___ ENTRIES SUPPLIED ___
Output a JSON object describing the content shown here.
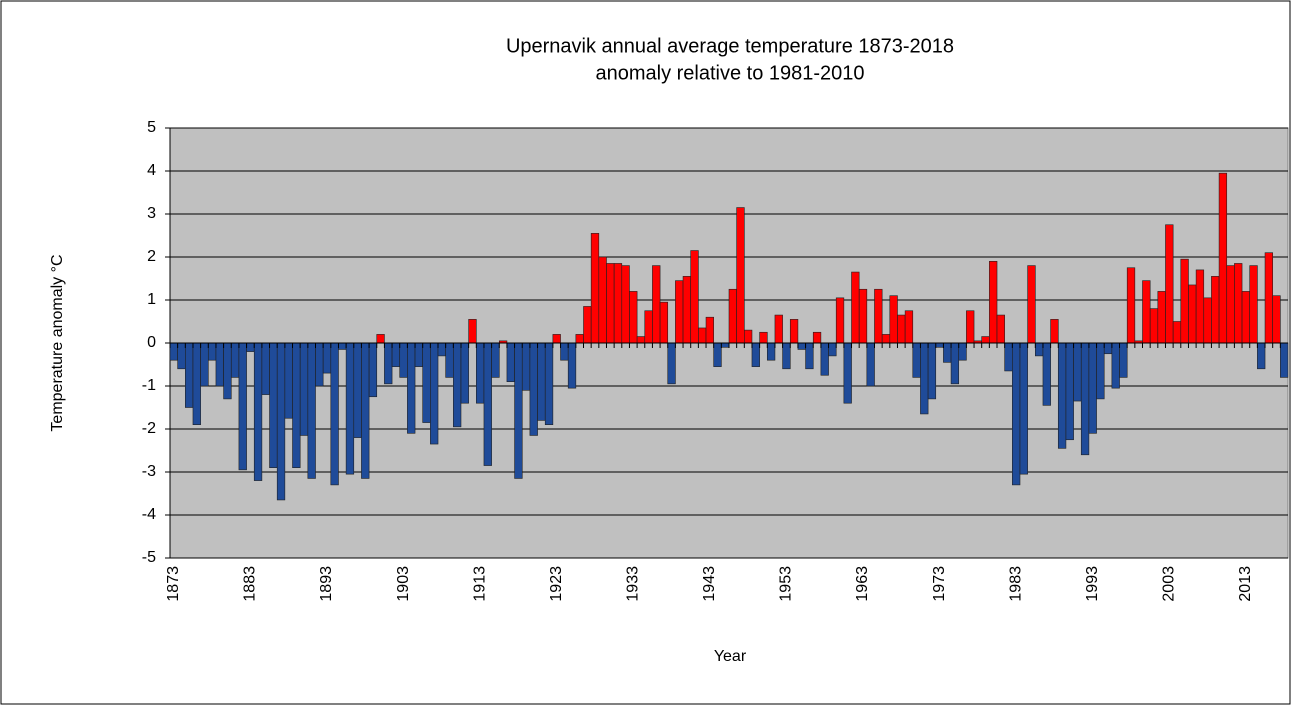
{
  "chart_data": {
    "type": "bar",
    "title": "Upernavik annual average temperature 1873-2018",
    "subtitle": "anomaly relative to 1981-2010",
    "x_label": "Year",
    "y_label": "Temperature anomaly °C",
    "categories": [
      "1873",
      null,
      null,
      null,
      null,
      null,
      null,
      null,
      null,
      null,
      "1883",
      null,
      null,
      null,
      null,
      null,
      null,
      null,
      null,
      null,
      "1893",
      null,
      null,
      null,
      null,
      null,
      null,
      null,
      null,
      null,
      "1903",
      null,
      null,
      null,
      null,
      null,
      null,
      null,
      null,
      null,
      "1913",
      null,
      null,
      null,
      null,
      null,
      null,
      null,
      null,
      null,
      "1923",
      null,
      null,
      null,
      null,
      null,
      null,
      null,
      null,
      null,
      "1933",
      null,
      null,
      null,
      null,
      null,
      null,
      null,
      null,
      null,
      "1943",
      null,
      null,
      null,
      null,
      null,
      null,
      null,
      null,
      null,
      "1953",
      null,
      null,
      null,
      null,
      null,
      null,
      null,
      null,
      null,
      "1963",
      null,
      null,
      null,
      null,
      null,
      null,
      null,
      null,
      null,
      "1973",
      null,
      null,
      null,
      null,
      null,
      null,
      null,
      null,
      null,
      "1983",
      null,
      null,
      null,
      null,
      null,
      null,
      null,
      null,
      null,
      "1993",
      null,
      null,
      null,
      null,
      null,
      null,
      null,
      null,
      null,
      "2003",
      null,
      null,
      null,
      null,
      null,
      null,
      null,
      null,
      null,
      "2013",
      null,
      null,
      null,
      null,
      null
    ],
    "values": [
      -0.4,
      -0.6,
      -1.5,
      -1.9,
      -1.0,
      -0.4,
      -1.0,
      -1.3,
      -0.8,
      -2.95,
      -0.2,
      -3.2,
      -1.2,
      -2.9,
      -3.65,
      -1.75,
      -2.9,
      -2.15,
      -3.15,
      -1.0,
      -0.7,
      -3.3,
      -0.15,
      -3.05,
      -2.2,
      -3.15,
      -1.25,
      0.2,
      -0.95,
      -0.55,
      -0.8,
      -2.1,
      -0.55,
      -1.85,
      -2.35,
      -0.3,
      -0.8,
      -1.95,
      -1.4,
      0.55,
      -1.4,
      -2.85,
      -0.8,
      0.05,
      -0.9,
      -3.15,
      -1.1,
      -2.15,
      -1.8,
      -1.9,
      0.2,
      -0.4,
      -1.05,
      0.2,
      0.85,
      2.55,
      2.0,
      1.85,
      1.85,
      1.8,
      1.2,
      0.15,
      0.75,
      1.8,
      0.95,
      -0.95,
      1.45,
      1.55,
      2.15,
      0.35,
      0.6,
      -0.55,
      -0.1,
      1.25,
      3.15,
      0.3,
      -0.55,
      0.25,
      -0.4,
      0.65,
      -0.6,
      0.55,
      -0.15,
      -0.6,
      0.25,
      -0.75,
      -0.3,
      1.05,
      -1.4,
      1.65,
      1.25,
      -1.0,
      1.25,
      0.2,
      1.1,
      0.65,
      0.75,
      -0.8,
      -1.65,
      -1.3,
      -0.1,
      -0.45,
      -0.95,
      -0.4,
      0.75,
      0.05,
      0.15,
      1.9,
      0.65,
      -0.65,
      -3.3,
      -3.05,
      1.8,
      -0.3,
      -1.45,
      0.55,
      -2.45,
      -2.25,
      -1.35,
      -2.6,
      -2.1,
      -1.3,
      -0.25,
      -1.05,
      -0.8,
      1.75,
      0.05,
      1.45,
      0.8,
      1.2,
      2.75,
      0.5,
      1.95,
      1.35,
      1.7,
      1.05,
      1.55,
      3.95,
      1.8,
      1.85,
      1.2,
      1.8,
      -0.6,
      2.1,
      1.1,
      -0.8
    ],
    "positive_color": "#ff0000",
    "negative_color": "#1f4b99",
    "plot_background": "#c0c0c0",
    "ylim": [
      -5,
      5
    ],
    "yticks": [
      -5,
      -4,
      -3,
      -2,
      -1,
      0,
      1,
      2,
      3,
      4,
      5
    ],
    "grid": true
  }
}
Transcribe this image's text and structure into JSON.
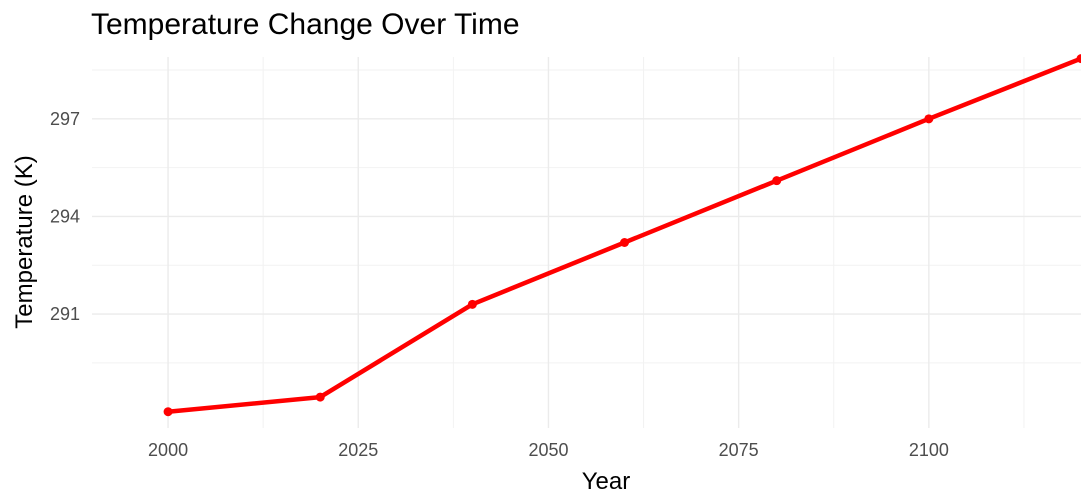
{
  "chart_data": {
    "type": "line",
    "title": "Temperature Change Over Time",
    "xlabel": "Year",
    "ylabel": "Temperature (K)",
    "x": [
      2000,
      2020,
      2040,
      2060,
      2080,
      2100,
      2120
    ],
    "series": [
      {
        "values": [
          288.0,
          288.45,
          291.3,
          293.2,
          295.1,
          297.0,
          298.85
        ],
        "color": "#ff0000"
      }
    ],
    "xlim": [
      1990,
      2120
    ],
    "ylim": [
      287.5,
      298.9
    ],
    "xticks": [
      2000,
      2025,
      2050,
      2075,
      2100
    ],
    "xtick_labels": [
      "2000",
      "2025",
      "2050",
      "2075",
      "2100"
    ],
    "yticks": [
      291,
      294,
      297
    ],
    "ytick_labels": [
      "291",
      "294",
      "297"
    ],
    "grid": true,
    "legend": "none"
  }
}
___
___ ENTRIES SUPPLIED ___
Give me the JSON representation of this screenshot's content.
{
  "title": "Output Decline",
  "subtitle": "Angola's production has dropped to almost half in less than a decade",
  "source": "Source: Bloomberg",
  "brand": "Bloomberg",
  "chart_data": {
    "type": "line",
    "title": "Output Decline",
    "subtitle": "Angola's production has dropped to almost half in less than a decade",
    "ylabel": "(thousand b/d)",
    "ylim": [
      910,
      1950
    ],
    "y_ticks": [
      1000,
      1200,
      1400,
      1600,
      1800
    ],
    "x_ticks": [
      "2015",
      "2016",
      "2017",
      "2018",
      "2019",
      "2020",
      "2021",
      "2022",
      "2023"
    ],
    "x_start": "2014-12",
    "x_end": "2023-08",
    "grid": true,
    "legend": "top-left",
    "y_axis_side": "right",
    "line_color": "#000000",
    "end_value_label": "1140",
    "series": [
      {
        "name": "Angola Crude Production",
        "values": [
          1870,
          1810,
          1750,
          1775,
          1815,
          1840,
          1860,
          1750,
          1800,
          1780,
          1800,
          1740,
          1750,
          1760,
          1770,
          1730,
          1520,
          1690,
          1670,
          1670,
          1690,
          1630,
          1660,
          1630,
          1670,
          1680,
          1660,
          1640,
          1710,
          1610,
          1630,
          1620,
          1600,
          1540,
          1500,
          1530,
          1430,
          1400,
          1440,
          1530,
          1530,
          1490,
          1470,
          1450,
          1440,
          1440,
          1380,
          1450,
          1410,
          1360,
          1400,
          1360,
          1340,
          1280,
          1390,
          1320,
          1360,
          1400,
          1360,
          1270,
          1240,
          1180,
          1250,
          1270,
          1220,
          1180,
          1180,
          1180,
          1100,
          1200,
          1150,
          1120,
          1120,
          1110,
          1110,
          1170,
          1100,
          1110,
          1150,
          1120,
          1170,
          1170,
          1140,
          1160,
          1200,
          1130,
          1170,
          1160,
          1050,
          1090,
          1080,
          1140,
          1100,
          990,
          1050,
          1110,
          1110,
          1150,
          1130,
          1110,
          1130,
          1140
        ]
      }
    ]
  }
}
___
From the entries, report each line that includes the word "Output".

# TASK SOLUTION:
Output a JSON object describing the content shown here.
  "title": "Output Decline",
    "title": "Output Decline",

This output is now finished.